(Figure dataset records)
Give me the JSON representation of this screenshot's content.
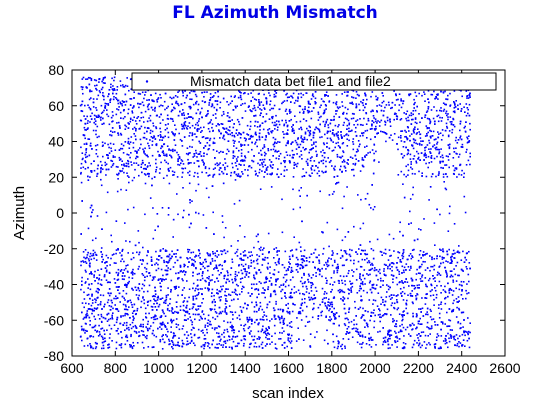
{
  "chart_data": {
    "type": "scatter",
    "title": "FL Azimuth Mismatch",
    "xlabel": "scan index",
    "ylabel": "Azimuth",
    "xlim": [
      600,
      2600
    ],
    "ylim": [
      -80,
      80
    ],
    "xticks": [
      600,
      800,
      1000,
      1200,
      1400,
      1600,
      1800,
      2000,
      2200,
      2400,
      2600
    ],
    "yticks": [
      -80,
      -60,
      -40,
      -20,
      0,
      20,
      40,
      60,
      80
    ],
    "grid": false,
    "legend_position": "top",
    "series": [
      {
        "name": "Mismatch data bet file1 and file2",
        "color": "#0000ff",
        "marker": "dot",
        "x_range": [
          640,
          2440
        ],
        "y_range": [
          -76,
          76
        ],
        "dense_bands": [
          {
            "y": [
              20,
              76
            ]
          },
          {
            "y": [
              -76,
              -20
            ]
          }
        ],
        "sparse_regions": [
          {
            "x": [
              1380,
              1620
            ],
            "y": [
              -10,
              20
            ]
          },
          {
            "x": [
              2000,
              2120
            ],
            "y": [
              -10,
              40
            ]
          },
          {
            "x": [
              1620,
              1800
            ],
            "y": [
              -76,
              -60
            ]
          }
        ]
      }
    ]
  }
}
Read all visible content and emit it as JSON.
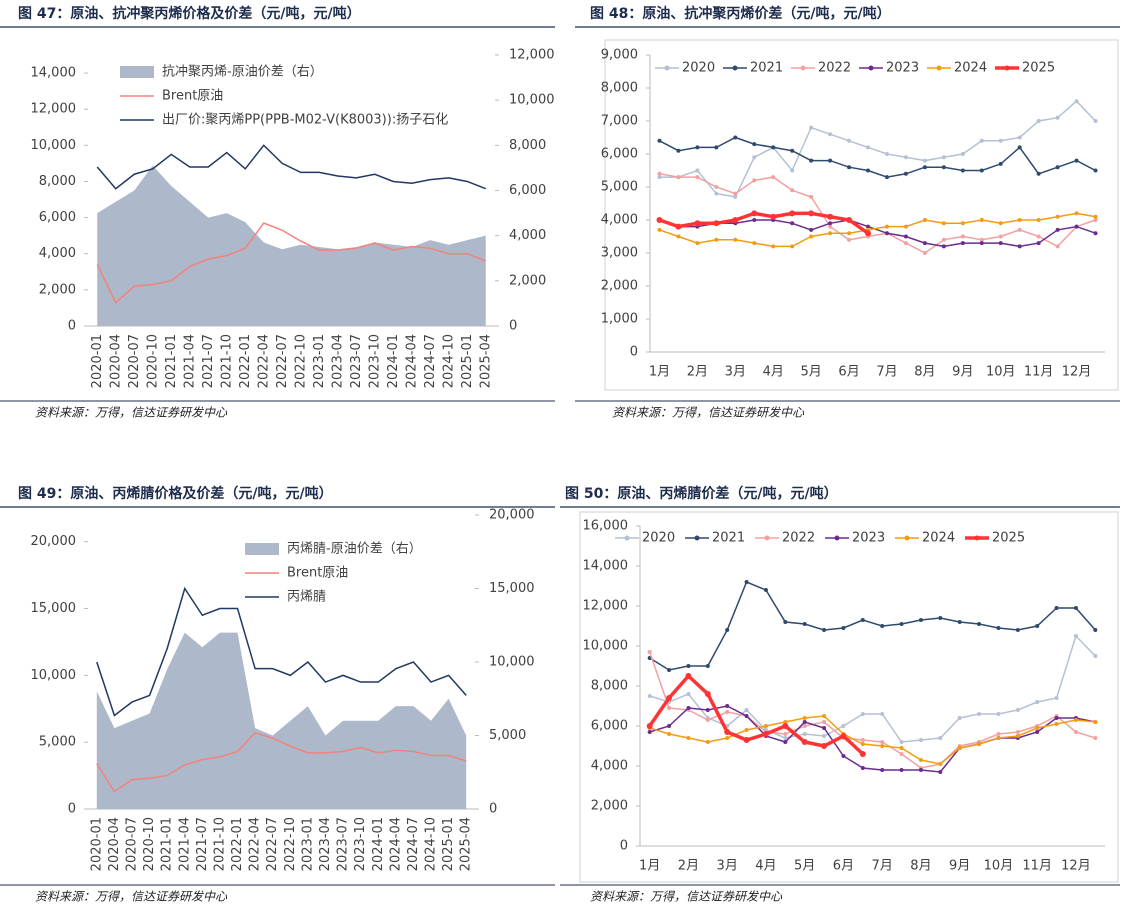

- **Written task**
From the data above, copy each line where the string "JSON" appears.

- **Output of the exercise**
Give me the JSON representation of this screenshot's content.
Read all visible content and emit it as JSON.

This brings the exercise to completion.